§ **STATED TASK**
Pull out every line below holding the word "title".

Extracts from a graphics dataset

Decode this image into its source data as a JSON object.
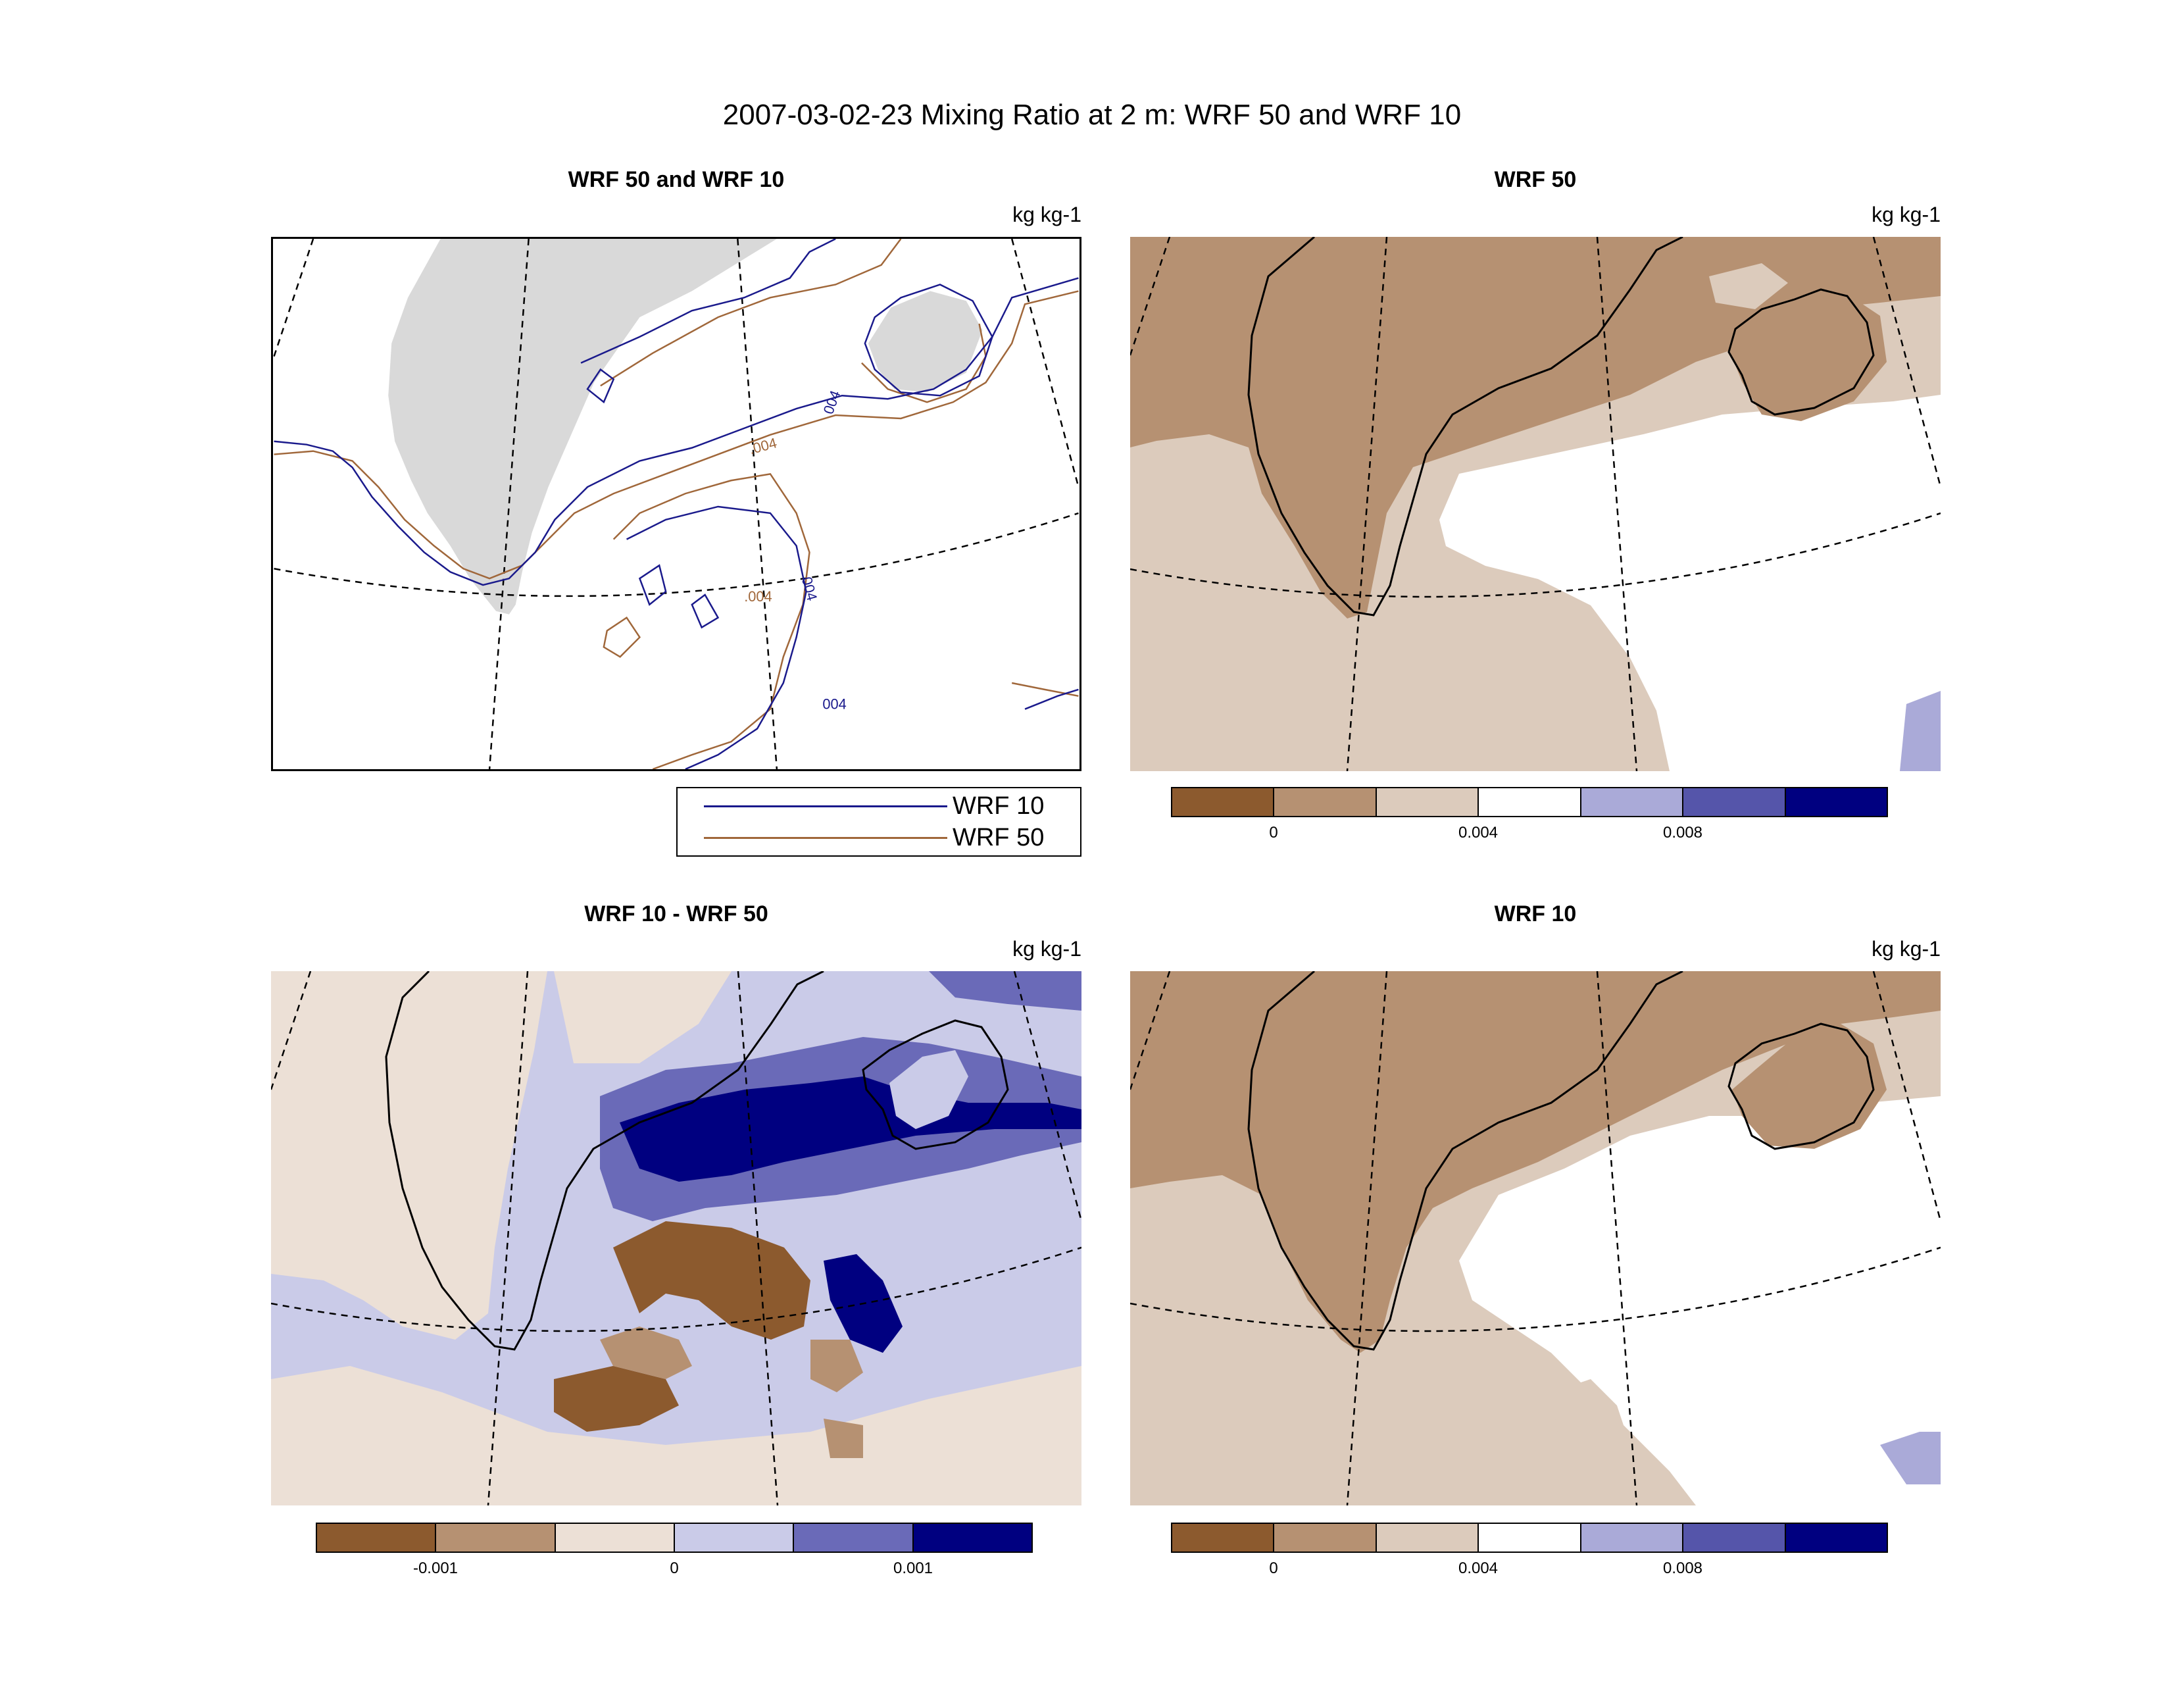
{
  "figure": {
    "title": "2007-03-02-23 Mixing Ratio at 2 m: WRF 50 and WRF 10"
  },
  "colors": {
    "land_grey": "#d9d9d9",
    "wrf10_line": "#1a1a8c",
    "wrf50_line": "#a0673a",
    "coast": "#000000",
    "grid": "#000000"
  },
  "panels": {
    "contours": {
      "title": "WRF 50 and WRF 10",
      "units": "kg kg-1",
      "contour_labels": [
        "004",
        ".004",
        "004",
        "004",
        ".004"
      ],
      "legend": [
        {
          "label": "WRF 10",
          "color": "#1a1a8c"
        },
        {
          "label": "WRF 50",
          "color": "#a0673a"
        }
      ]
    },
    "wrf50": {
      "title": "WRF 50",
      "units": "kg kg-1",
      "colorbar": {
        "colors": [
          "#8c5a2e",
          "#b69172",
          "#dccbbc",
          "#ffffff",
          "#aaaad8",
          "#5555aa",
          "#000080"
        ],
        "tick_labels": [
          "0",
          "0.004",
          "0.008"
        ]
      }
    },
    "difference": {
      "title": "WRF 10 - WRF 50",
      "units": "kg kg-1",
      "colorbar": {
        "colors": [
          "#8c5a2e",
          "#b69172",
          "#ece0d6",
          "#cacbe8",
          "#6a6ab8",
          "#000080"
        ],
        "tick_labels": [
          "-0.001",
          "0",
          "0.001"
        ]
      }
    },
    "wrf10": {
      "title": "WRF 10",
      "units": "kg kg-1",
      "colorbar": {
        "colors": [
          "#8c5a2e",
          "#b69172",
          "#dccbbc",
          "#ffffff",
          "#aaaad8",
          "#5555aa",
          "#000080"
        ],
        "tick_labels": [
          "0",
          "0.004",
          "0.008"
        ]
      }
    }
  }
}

...

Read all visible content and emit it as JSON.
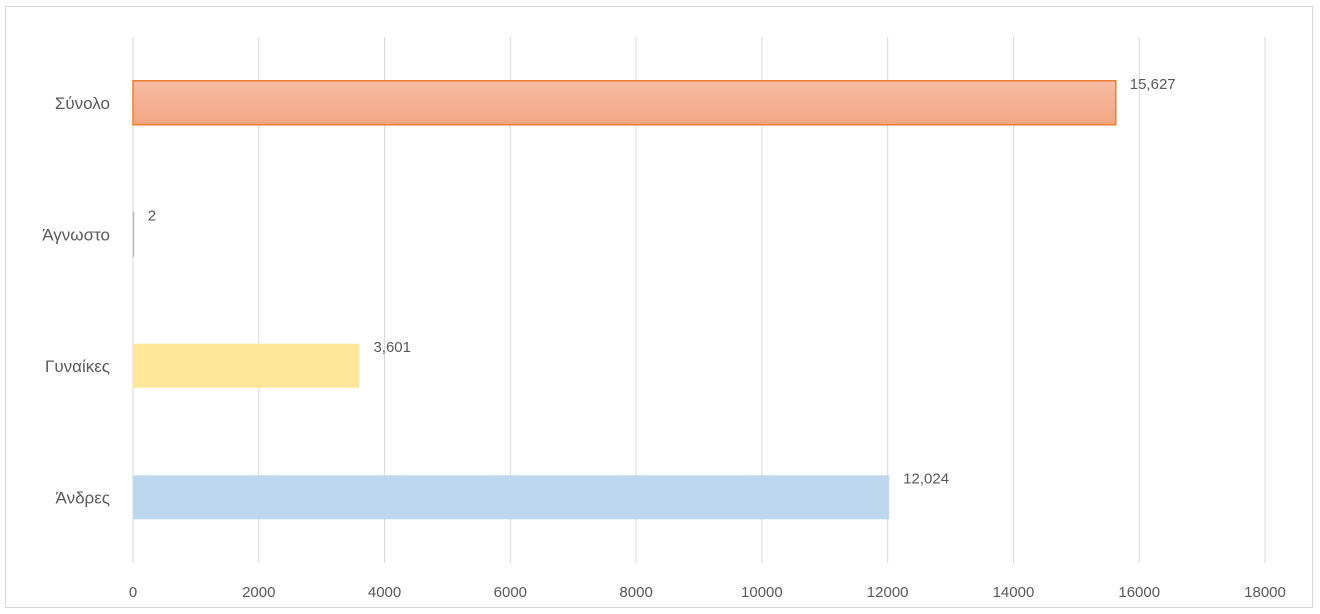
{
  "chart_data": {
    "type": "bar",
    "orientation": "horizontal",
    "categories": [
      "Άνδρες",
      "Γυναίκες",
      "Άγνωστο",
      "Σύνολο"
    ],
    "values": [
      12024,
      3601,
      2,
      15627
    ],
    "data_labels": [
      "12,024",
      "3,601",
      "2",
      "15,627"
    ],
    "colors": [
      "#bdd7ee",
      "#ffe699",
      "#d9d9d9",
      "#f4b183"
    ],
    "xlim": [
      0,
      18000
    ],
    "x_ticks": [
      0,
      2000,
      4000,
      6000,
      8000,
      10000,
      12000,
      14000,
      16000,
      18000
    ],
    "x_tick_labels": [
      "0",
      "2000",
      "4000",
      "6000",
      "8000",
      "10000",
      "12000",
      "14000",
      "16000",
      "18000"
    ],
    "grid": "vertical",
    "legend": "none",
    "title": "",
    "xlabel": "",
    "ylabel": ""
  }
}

§ **TASK OUTPUT**
    "title": "2007-03-02-23 Mixing Ratio at 2 m: WRF 50 and WRF 10"
      "title": "WRF 50 and WRF 10",
      "title": "WRF 50",
      "title": "WRF 10 - WRF 50",
      "title": "WRF 10",
    "title": "",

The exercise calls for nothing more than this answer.